:: Information supplied ::
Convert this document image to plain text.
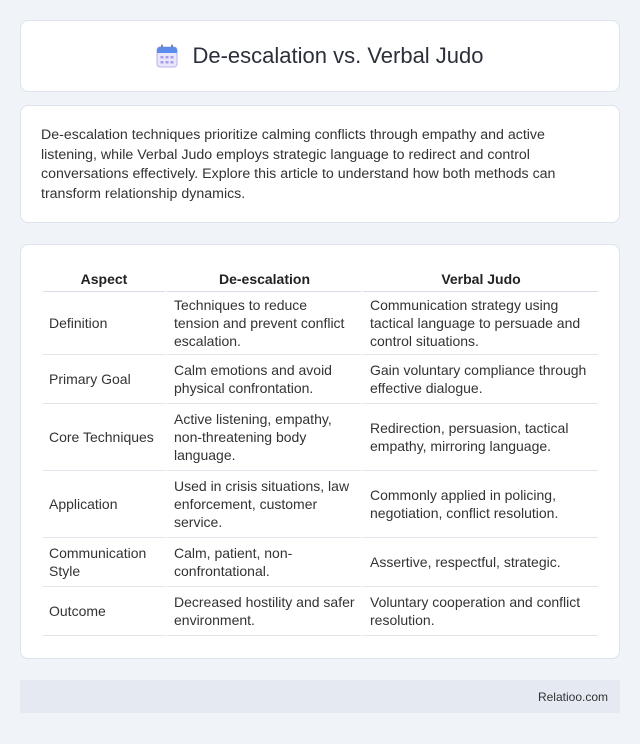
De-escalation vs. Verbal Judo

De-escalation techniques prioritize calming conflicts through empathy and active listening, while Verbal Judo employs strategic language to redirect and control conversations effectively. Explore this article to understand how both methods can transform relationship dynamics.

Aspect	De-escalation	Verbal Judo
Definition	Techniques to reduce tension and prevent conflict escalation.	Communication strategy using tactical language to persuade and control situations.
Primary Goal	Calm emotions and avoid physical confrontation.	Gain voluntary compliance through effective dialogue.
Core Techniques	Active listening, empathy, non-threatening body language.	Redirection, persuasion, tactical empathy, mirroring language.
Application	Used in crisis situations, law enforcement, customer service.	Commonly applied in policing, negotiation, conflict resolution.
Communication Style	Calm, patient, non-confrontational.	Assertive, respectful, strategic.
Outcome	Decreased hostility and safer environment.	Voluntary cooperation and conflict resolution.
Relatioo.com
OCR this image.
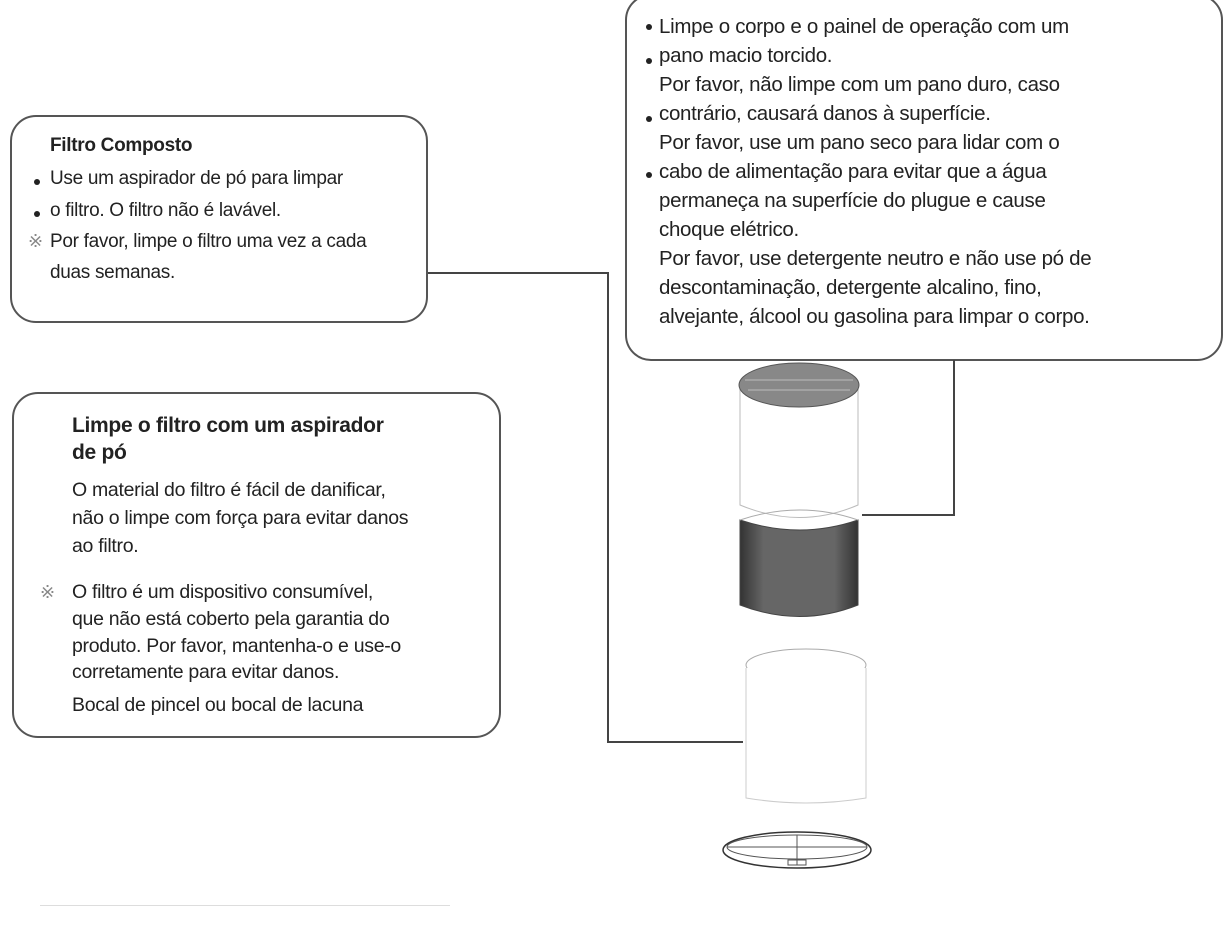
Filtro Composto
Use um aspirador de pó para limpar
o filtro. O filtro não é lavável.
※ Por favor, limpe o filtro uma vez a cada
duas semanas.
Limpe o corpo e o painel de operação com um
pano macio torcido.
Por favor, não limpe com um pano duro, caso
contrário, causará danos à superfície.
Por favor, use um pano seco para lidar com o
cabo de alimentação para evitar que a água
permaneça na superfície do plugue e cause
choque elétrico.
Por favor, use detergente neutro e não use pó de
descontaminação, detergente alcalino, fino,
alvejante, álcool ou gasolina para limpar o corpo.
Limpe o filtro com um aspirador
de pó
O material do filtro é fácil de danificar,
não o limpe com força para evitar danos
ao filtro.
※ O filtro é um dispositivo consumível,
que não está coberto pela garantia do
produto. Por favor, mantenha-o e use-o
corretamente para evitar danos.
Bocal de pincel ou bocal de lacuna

:: Your goal ::
Of the lines above, how many contain the word "pano"? Provide the number and nothing else.

:: Solved exercise ::
3